## [PROBLEM STATEMENT]
In the records that follow, show each line where the word "done" is present.

## [Data excerpts]
+ + + +
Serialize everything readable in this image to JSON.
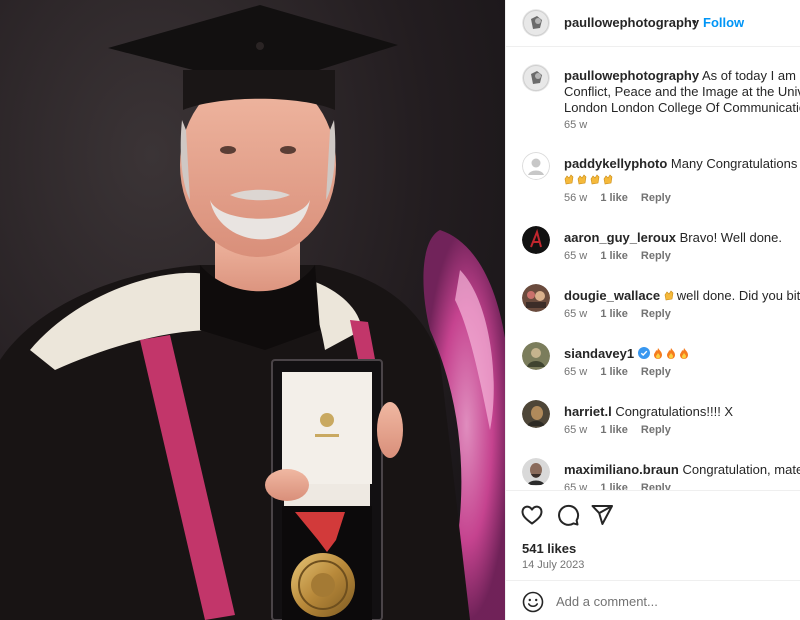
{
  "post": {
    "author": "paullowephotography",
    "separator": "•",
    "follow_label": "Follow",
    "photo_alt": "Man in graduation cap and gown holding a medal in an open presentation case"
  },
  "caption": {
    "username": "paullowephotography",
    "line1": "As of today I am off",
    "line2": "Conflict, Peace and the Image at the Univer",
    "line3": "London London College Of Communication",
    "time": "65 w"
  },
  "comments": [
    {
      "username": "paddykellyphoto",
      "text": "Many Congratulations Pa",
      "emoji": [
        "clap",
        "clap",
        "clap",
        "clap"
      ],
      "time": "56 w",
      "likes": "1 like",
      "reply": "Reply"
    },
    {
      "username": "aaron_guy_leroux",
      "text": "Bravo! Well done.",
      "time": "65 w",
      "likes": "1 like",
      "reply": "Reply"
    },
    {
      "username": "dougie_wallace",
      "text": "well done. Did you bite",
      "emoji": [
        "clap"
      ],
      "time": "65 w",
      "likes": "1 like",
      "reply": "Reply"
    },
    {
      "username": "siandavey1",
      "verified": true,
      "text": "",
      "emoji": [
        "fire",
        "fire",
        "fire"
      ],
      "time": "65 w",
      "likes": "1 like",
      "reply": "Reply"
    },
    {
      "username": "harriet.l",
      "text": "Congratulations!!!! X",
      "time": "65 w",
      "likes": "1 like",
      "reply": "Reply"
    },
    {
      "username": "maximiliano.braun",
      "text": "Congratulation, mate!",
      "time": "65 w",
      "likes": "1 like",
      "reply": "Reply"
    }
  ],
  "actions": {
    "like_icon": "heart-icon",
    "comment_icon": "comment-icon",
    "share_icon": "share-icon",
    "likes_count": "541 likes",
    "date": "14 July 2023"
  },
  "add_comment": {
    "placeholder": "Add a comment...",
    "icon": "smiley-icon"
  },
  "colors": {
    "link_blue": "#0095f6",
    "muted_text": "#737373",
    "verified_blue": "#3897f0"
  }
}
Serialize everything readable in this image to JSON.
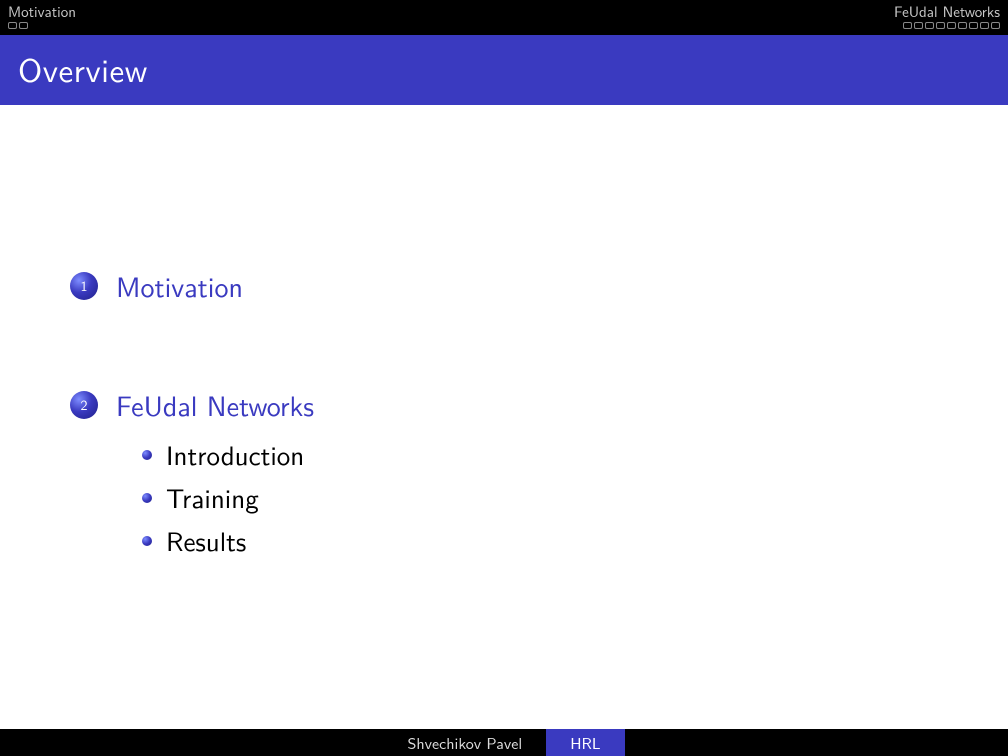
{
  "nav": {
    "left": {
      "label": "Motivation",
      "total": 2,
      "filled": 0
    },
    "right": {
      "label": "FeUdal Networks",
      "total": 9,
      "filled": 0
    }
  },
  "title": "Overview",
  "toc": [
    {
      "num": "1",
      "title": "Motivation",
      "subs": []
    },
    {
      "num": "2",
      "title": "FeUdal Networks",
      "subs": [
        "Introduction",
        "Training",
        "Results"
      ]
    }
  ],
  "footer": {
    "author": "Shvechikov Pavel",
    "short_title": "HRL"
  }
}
+ + + +
## [ANSWER TO THE PROBLEM]
      "text": "Bravo! Well done.",
      "text": "well done. Did you bite",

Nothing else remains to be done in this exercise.